### Problem
Leave out the pictures and restate the rest of the data exactly.

Saved entries:
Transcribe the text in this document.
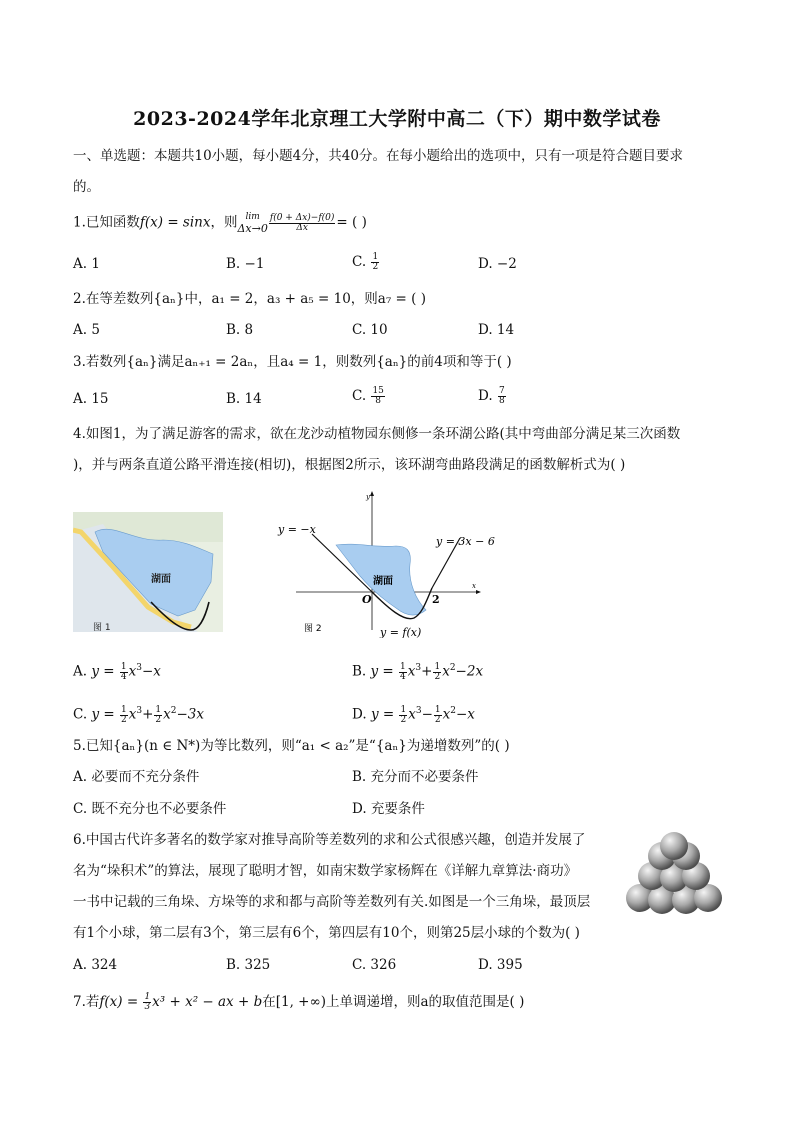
2023-2024学年北京理工大学附中高二（下）期中数学试卷
一、单选题：本题共10小题，每小题4分，共40分。在每小题给出的选项中，只有一项是符合题目要求
的。
1.已知函数f(x) = sinx，则 lim
$\Delta x\to 0 \frac{f(0 + \Delta x)-f(0)}{\Delta x}$ = ( )
A. 1	B. −1	C. $\frac{1}{2}$	D. −2
2.在等差数列{aₙ}中，a₁ = 2，a₃ + a₅ = 10，则a₇ = ( )
A. 5	B. 8	C. 10	D. 14
3.若数列{aₙ}满足aₙ₊₁ = 2aₙ，且a₄ = 1，则数列{aₙ}的前4项和等于( )
A. 15	B. 14	C. $\frac{15}{8}$	D. $\frac{7}{8}$
4.如图1，为了满足游客的需求，欲在龙沙动植物园东侧修一条环湖公路(其中弯曲部分满足某三次函数
)，并与两条直道公路平滑连接(相切)，根据图2所示，该环湖弯曲路段满足的函数解析式为( )
湖面
图 1
x
y
y = −x
y = 3x − 6
y = f(x)
湖面
O	2
图 2
A. $y = \frac{1}{4} x^3-x$	B. $y = \frac{1}{4} x^3+ \frac{1}{2} x^2-2x$
C. $y = \frac{1}{2} x^3+ \frac{1}{2} x^2-3x$	D. $y = \frac{1}{2} x^3- \frac{1}{2} x^2-x$
5.已知{aₙ}(n ∈ N*)为等比数列，则“a₁ < a₂”是“{aₙ}为递增数列”的( )
A. 必要而不充分条件	B. 充分而不必要条件
C. 既不充分也不必要条件	D. 充要条件
6.中国古代许多著名的数学家对推导高阶等差数列的求和公式很感兴趣，创造并发展了
名为“垛积术”的算法，展现了聪明才智，如南宋数学家杨辉在《详解九章算法·商功》
一书中记载的三角垛、方垛等的求和都与高阶等差数列有关.如图是一个三角垛，最顶层
有1个小球，第二层有3个，第三层有6个，第四层有10个，则第25层小球的个数为( )
A. 324	B. 325	C. 326	D. 395
7.若$f(x) = \frac{1}{3} x^3 + x^2$ − ax + b在[1, +∞)上单调递增，则a的取值范围是( )
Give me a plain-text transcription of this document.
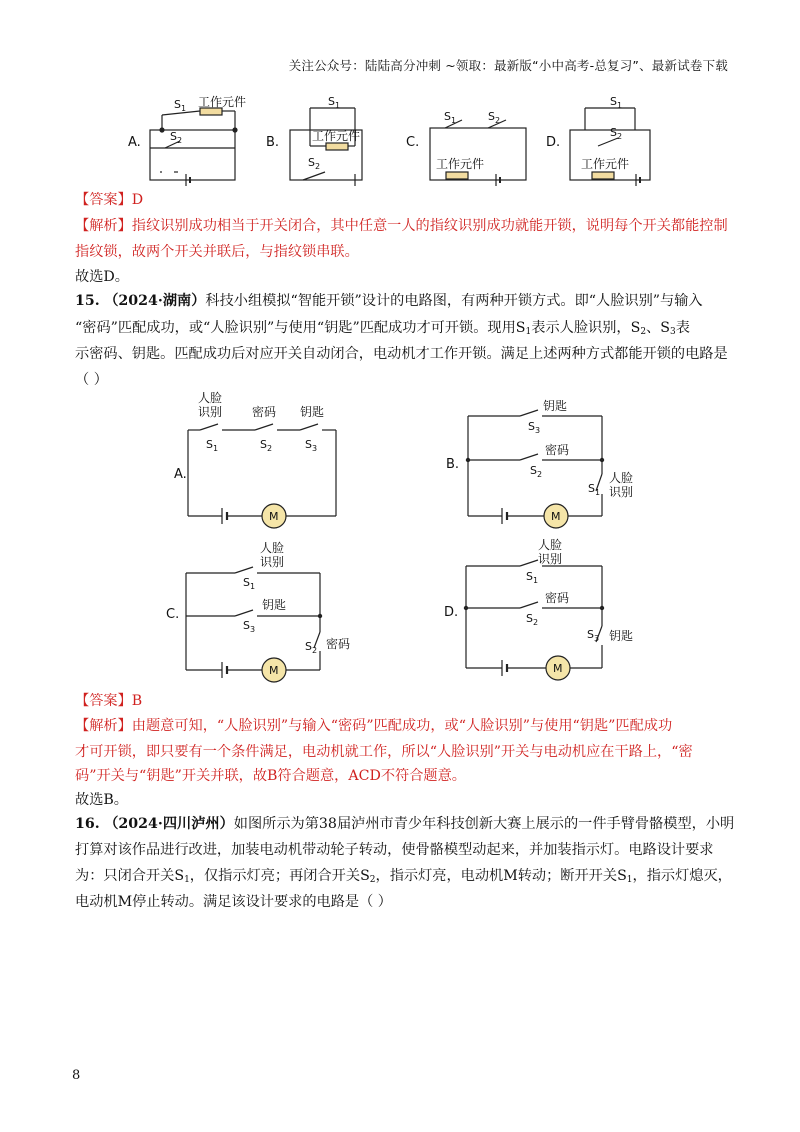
关注公众号：陆陆高分冲刺 ~领取：最新版“小中高考-总复习”、最新试卷下载
A.	B.	C.	D.
工作元件
工作元件
工作元件	工作元件
$S_1$
$S_2$
$S_1$
$S_2$
$S_1$	$S_2$
$S_1$
$S_2$
【答案】D
【解析】指纹识别成功相当于开关闭合，其中任意一人的指纹识别成功就能开锁，说明每个开关都能控制
指纹锁，故两个开关并联后，与指纹锁串联。
故选D。
15. （2024·湖南）科技小组模拟“智能开锁”设计的电路图，有两种开锁方式。即“人脸识别”与输入
“密码”匹配成功，或“人脸识别”与使用“钥匙”匹配成功才可开锁。现用S1表示人脸识别，S2、S3表
示密码、钥匙。匹配成功后对应开关自动闭合，电动机才工作开锁。满足上述两种方式都能开锁的电路是
（ ）
A.
B.
C.	D.
人脸
识别 密码 钥匙
M
钥匙
密码
人脸
识别
M
人脸
识别
钥匙
密码
M
人脸
识别
密码
钥匙
M
$S_1$	$S_2$	$S_3$
$S_3$
$S_2$
$S_1$
$S_1$
$S_3$
$S_2$
$S_1$
$S_2$
$S_3$
【答案】B
【解析】由题意可知，“人脸识别”与输入“密码”匹配成功，或“人脸识别”与使用“钥匙”匹配成功
才可开锁，即只要有一个条件满足，电动机就工作，所以“人脸识别”开关与电动机应在干路上，“密
码”开关与“钥匙”开关并联，故B符合题意，ACD不符合题意。
故选B。
16. （2024·四川泸州）如图所示为第38届泸州市青少年科技创新大赛上展示的一件手臂骨骼模型，小明
打算对该作品进行改进，加装电动机带动轮子转动，使骨骼模型动起来，并加装指示灯。电路设计要求
为：只闭合开关S1，仅指示灯亮；再闭合开关S2，指示灯亮，电动机M转动；断开开关S1，指示灯熄灭，
电动机M停止转动。满足该设计要求的电路是（ ）
8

### Expected output
Transcribe the text in this document.
2023-2024学年北京理工大学附中高二（下）期中数学试卷
一、单选题：本题共10小题，每小题4分，共40分。在每小题给出的选项中，只有一项是符合题目要求
的。
1.已知函数f(x) = sinx，则 lim
$\Delta x\to 0 \frac{f(0 + \Delta x)-f(0)}{\Delta x}$ = ( )
A. 1	B. −1	C. $\frac{1}{2}$	D. −2
2.在等差数列{aₙ}中，a₁ = 2，a₃ + a₅ = 10，则a₇ = ( )
A. 5	B. 8	C. 10	D. 14
3.若数列{aₙ}满足aₙ₊₁ = 2aₙ，且a₄ = 1，则数列{aₙ}的前4项和等于( )
A. 15	B. 14	C. $\frac{15}{8}$	D. $\frac{7}{8}$
4.如图1，为了满足游客的需求，欲在龙沙动植物园东侧修一条环湖公路(其中弯曲部分满足某三次函数
)，并与两条直道公路平滑连接(相切)，根据图2所示，该环湖弯曲路段满足的函数解析式为( )
湖面
图 1
x
y
y = −x
y = 3x − 6
y = f(x)
湖面
O	2
图 2
A. $y = \frac{1}{4} x^3-x$	B. $y = \frac{1}{4} x^3+ \frac{1}{2} x^2-2x$
C. $y = \frac{1}{2} x^3+ \frac{1}{2} x^2-3x$	D. $y = \frac{1}{2} x^3- \frac{1}{2} x^2-x$
5.已知{aₙ}(n ∈ N*)为等比数列，则“a₁ < a₂”是“{aₙ}为递增数列”的( )
A. 必要而不充分条件	B. 充分而不必要条件
C. 既不充分也不必要条件	D. 充要条件
6.中国古代许多著名的数学家对推导高阶等差数列的求和公式很感兴趣，创造并发展了
名为“垛积术”的算法，展现了聪明才智，如南宋数学家杨辉在《详解九章算法·商功》
一书中记载的三角垛、方垛等的求和都与高阶等差数列有关.如图是一个三角垛，最顶层
有1个小球，第二层有3个，第三层有6个，第四层有10个，则第25层小球的个数为( )
A. 324	B. 325	C. 326	D. 395
7.若$f(x) = \frac{1}{3} x^3 + x^2$ − ax + b在[1, +∞)上单调递增，则a的取值范围是( )
Give me a plain-text transcription of this document.
关注公众号：陆陆高分冲刺 ~领取：最新版“小中高考-总复习”、最新试卷下载
A.	B.	C.	D.
工作元件
工作元件
工作元件	工作元件
$S_1$
$S_2$
$S_1$
$S_2$
$S_1$	$S_2$
$S_1$
$S_2$
【答案】D
【解析】指纹识别成功相当于开关闭合，其中任意一人的指纹识别成功就能开锁，说明每个开关都能控制
指纹锁，故两个开关并联后，与指纹锁串联。
故选D。
15. （2024·湖南）科技小组模拟“智能开锁”设计的电路图，有两种开锁方式。即“人脸识别”与输入
“密码”匹配成功，或“人脸识别”与使用“钥匙”匹配成功才可开锁。现用S1表示人脸识别，S2、S3表
示密码、钥匙。匹配成功后对应开关自动闭合，电动机才工作开锁。满足上述两种方式都能开锁的电路是
（ ）
A.
B.
C.	D.
人脸
识别 密码 钥匙
M
钥匙
密码
人脸
识别
M
人脸
识别
钥匙
密码
M
人脸
识别
密码
钥匙
M
$S_1$	$S_2$	$S_3$
$S_3$
$S_2$
$S_1$
$S_1$
$S_3$
$S_2$
$S_1$
$S_2$
$S_3$
【答案】B
【解析】由题意可知，“人脸识别”与输入“密码”匹配成功，或“人脸识别”与使用“钥匙”匹配成功
才可开锁，即只要有一个条件满足，电动机就工作，所以“人脸识别”开关与电动机应在干路上，“密
码”开关与“钥匙”开关并联，故B符合题意，ACD不符合题意。
故选B。
16. （2024·四川泸州）如图所示为第38届泸州市青少年科技创新大赛上展示的一件手臂骨骼模型，小明
打算对该作品进行改进，加装电动机带动轮子转动，使骨骼模型动起来，并加装指示灯。电路设计要求
为：只闭合开关S1，仅指示灯亮；再闭合开关S2，指示灯亮，电动机M转动；断开开关S1，指示灯熄灭，
电动机M停止转动。满足该设计要求的电路是（ ）
8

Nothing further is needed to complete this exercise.